(Saved entries)
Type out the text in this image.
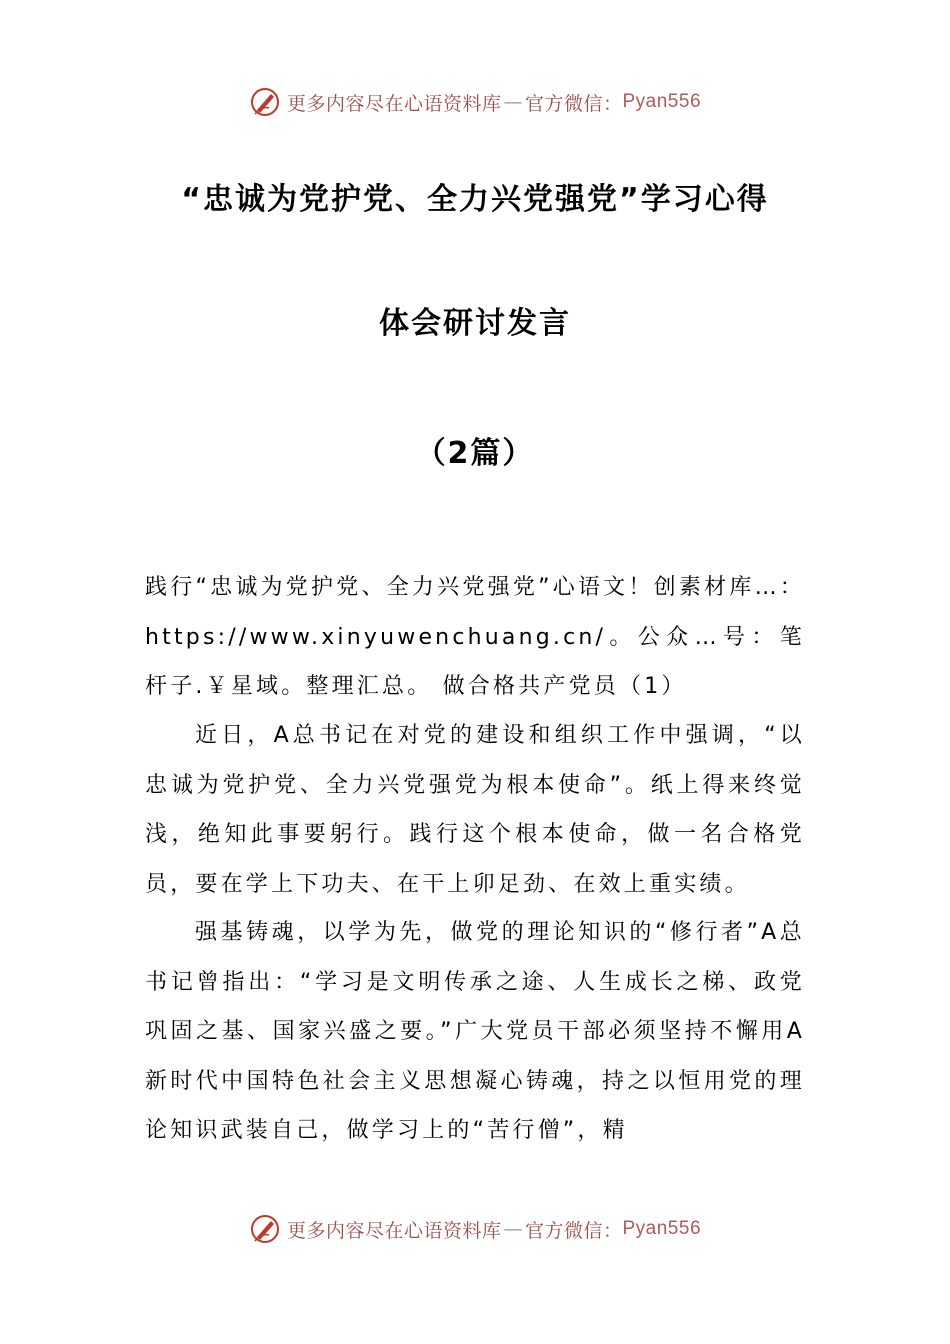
更多内容尽在心语资料库 — 官方微信： Pyan556
“忠诚为党护党、全力兴党强党”学习心得
体会研讨发言
（2篇）
践行“忠诚为党护党、全力兴党强党”心语文！创素材库…：https://www.xinyuwenchuang.cn/。公众…号：笔杆子.￥星域。整理汇总。 做合格共产党员（1）
近日，A总书记在对党的建设和组织工作中强调，“以忠诚为党护党、全力兴党强党为根本使命”。纸上得来终觉浅，绝知此事要躬行。践行这个根本使命，做一名合格党员，要在学上下功夫、在干上卯足劲、在效上重实绩。
强基铸魂，以学为先，做党的理论知识的“修行者”A总书记曾指出：“学习是文明传承之途、人生成长之梯、政党巩固之基、国家兴盛之要。”广大党员干部必须坚持不懈用A新时代中国特色社会主义思想凝心铸魂，持之以恒用党的理论知识武装自己，做学习上的“苦行僧”，精
更多内容尽在心语资料库 — 官方微信： Pyan556
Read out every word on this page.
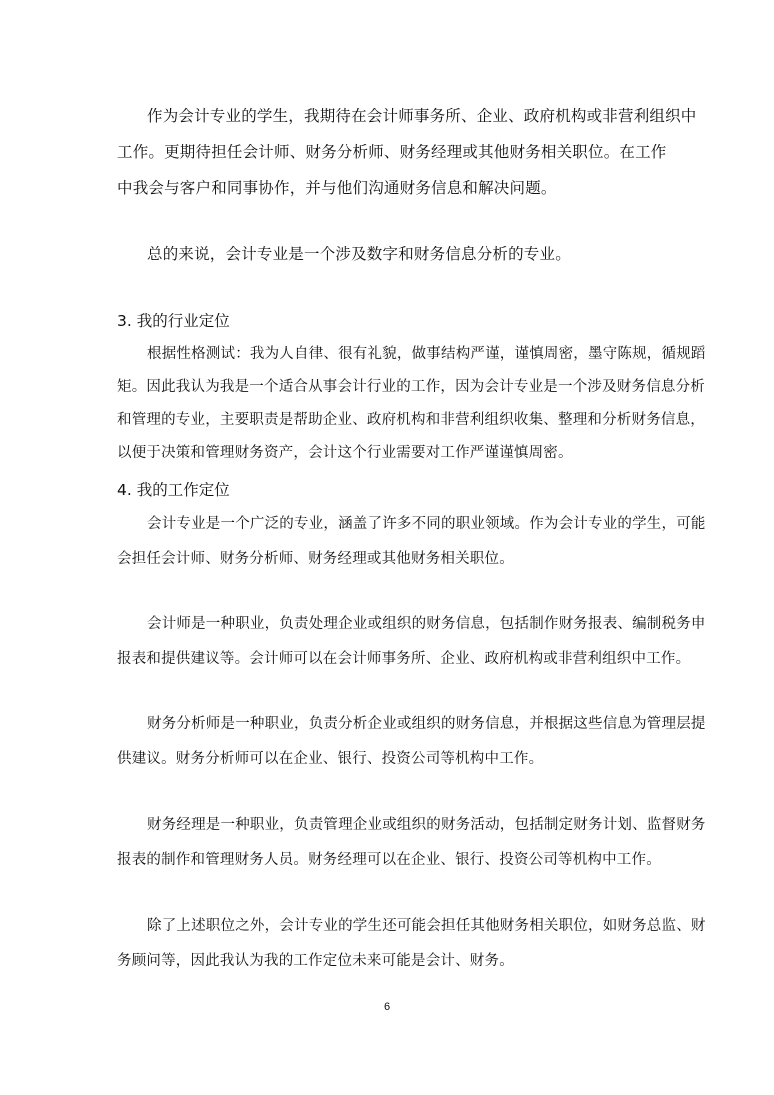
作为会计专业的学生，我期待在会计师事务所、企业、政府机构或非营利组织中
工作。更期待担任会计师、财务分析师、财务经理或其他财务相关职位。在工作
中我会与客户和同事协作，并与他们沟通财务信息和解决问题。
总的来说，会计专业是一个涉及数字和财务信息分析的专业。
3. 我的行业定位
根据性格测试：我为人自律、很有礼貌，做事结构严谨，谨慎周密，墨守陈规，循规蹈
矩。因此我认为我是一个适合从事会计行业的工作，因为会计专业是一个涉及财务信息分析
和管理的专业，主要职责是帮助企业、政府机构和非营利组织收集、整理和分析财务信息，
以便于决策和管理财务资产，会计这个行业需要对工作严谨谨慎周密。
4. 我的工作定位
会计专业是一个广泛的专业，涵盖了许多不同的职业领域。作为会计专业的学生，可能
会担任会计师、财务分析师、财务经理或其他财务相关职位。
会计师是一种职业，负责处理企业或组织的财务信息，包括制作财务报表、编制税务申
报表和提供建议等。会计师可以在会计师事务所、企业、政府机构或非营利组织中工作。
财务分析师是一种职业，负责分析企业或组织的财务信息，并根据这些信息为管理层提
供建议。财务分析师可以在企业、银行、投资公司等机构中工作。
财务经理是一种职业，负责管理企业或组织的财务活动，包括制定财务计划、监督财务
报表的制作和管理财务人员。财务经理可以在企业、银行、投资公司等机构中工作。
除了上述职位之外，会计专业的学生还可能会担任其他财务相关职位，如财务总监、财
务顾问等，因此我认为我的工作定位未来可能是会计、财务。
6
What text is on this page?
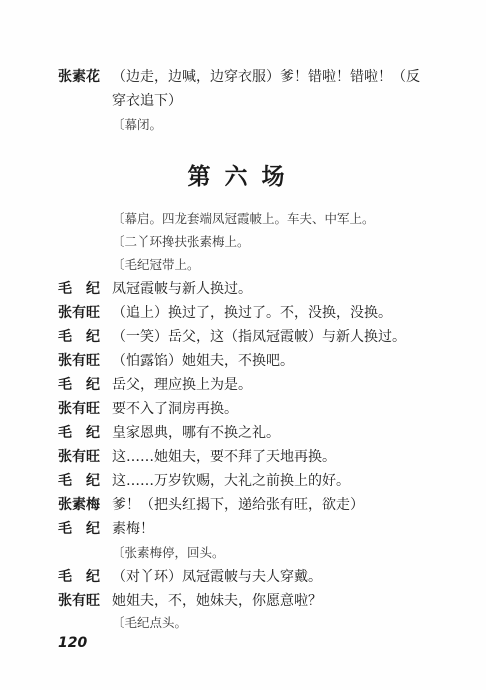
张素花 （边走，边喊，边穿衣服）爹！错啦！错啦！（反
穿衣追下）
〔幕闭。
第六场
〔幕启。四龙套端凤冠霞帔上。车夫、中军上。
〔二丫环搀扶张素梅上。
〔毛纪冠带上。
毛　纪 凤冠霞帔与新人换过。
张有旺 （追上）换过了，换过了。不，没换，没换。
毛　纪 （一笑）岳父，这（指凤冠霞帔）与新人换过。
张有旺 （怕露馅）她姐夫，不换吧。
毛　纪 岳父，理应换上为是。
张有旺 要不入了洞房再换。
毛　纪 皇家恩典，哪有不换之礼。
张有旺 这……她姐夫，要不拜了天地再换。
毛　纪 这……万岁钦赐，大礼之前换上的好。
张素梅 爹！（把头红揭下，递给张有旺，欲走）
毛　纪 素梅！
〔张素梅停，回头。
毛　纪 （对丫环）凤冠霞帔与夫人穿戴。
张有旺 她姐夫，不，她妹夫，你愿意啦？
〔毛纪点头。
120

_Work to do_: Search the preceding listing for the word "投资公司等机构中工作" and pull out every line that holds it.

_Final answer_:
供建议。财务分析师可以在企业、银行、投资公司等机构中工作。
报表的制作和管理财务人员。财务经理可以在企业、银行、投资公司等机构中工作。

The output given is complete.